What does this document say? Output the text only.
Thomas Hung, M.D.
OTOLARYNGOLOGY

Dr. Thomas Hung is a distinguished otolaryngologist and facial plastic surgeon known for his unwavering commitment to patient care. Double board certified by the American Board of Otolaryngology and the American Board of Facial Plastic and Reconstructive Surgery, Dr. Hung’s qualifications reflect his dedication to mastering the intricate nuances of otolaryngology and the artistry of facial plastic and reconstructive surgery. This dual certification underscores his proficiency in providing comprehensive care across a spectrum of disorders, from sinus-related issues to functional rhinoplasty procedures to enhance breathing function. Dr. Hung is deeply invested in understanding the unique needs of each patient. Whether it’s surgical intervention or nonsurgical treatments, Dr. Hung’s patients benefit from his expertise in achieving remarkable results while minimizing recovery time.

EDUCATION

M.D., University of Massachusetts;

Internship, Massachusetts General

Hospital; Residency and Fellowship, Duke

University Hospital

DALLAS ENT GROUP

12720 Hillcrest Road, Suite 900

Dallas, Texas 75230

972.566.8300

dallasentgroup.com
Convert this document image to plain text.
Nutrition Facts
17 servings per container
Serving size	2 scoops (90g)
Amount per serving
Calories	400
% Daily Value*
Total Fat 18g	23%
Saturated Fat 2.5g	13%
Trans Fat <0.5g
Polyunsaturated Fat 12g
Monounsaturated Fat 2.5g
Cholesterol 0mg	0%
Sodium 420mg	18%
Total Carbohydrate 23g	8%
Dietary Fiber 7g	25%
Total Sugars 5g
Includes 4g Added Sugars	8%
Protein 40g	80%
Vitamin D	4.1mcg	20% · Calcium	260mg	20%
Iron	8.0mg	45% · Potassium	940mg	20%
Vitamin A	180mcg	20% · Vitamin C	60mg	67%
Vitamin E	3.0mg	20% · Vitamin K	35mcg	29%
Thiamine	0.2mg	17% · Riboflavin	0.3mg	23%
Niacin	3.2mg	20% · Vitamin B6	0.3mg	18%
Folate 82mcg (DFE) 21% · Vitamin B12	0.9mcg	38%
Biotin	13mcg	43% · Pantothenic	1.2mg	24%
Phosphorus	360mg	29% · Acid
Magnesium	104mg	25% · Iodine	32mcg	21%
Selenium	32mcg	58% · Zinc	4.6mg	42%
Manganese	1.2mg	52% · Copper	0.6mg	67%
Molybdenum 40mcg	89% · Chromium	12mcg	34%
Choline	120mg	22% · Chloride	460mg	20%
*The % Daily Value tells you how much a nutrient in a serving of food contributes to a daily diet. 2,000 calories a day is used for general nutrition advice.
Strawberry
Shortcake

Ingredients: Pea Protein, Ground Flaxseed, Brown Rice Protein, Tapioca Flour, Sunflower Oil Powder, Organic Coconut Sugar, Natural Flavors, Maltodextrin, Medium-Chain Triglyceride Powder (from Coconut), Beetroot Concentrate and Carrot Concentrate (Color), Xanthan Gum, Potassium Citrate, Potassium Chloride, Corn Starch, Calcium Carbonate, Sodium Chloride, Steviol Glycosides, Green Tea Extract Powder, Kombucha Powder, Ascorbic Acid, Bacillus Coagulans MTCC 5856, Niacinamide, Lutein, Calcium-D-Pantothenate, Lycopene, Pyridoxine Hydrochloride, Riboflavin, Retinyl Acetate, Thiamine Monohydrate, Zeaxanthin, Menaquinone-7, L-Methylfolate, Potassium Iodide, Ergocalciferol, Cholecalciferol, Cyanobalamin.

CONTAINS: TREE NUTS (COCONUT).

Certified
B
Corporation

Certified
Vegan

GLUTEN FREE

------------------------------------

Goal of the exercise.
Word for word, write out the entries above again.

Answer to this task.
What does this document say? Output the text only.
Thomas Hung, M.D.
OTOLARYNGOLOGY

Dr. Thomas Hung is a distinguished otolaryngologist and facial plastic surgeon known for his unwavering commitment to patient care. Double board certified by the American Board of Otolaryngology and the American Board of Facial Plastic and Reconstructive Surgery, Dr. Hung’s qualifications reflect his dedication to mastering the intricate nuances of otolaryngology and the artistry of facial plastic and reconstructive surgery. This dual certification underscores his proficiency in providing comprehensive care across a spectrum of disorders, from sinus-related issues to functional rhinoplasty procedures to enhance breathing function. Dr. Hung is deeply invested in understanding the unique needs of each patient. Whether it’s surgical intervention or nonsurgical treatments, Dr. Hung’s patients benefit from his expertise in achieving remarkable results while minimizing recovery time.

EDUCATION

M.D., University of Massachusetts;

Internship, Massachusetts General

Hospital; Residency and Fellowship, Duke

University Hospital

DALLAS ENT GROUP

12720 Hillcrest Road, Suite 900

Dallas, Texas 75230

972.566.8300

dallasentgroup.com
Convert this document image to plain text.
Nutrition Facts
17 servings per container
Serving size	2 scoops (90g)
Amount per serving
Calories	400
% Daily Value*
Total Fat 18g	23%
Saturated Fat 2.5g	13%
Trans Fat <0.5g
Polyunsaturated Fat 12g
Monounsaturated Fat 2.5g
Cholesterol 0mg	0%
Sodium 420mg	18%
Total Carbohydrate 23g	8%
Dietary Fiber 7g	25%
Total Sugars 5g
Includes 4g Added Sugars	8%
Protein 40g	80%
Vitamin D	4.1mcg	20% · Calcium	260mg	20%
Iron	8.0mg	45% · Potassium	940mg	20%
Vitamin A	180mcg	20% · Vitamin C	60mg	67%
Vitamin E	3.0mg	20% · Vitamin K	35mcg	29%
Thiamine	0.2mg	17% · Riboflavin	0.3mg	23%
Niacin	3.2mg	20% · Vitamin B6	0.3mg	18%
Folate 82mcg (DFE) 21% · Vitamin B12	0.9mcg	38%
Biotin	13mcg	43% · Pantothenic	1.2mg	24%
Phosphorus	360mg	29% · Acid
Magnesium	104mg	25% · Iodine	32mcg	21%
Selenium	32mcg	58% · Zinc	4.6mg	42%
Manganese	1.2mg	52% · Copper	0.6mg	67%
Molybdenum 40mcg	89% · Chromium	12mcg	34%
Choline	120mg	22% · Chloride	460mg	20%
*The % Daily Value tells you how much a nutrient in a serving of food contributes to a daily diet. 2,000 calories a day is used for general nutrition advice.
Strawberry
Shortcake

Ingredients: Pea Protein, Ground Flaxseed, Brown Rice Protein, Tapioca Flour, Sunflower Oil Powder, Organic Coconut Sugar, Natural Flavors, Maltodextrin, Medium-Chain Triglyceride Powder (from Coconut), Beetroot Concentrate and Carrot Concentrate (Color), Xanthan Gum, Potassium Citrate, Potassium Chloride, Corn Starch, Calcium Carbonate, Sodium Chloride, Steviol Glycosides, Green Tea Extract Powder, Kombucha Powder, Ascorbic Acid, Bacillus Coagulans MTCC 5856, Niacinamide, Lutein, Calcium-D-Pantothenate, Lycopene, Pyridoxine Hydrochloride, Riboflavin, Retinyl Acetate, Thiamine Monohydrate, Zeaxanthin, Menaquinone-7, L-Methylfolate, Potassium Iodide, Ergocalciferol, Cholecalciferol, Cyanobalamin.

CONTAINS: TREE NUTS (COCONUT).

Certified
B
Corporation

Certified
Vegan

GLUTEN FREE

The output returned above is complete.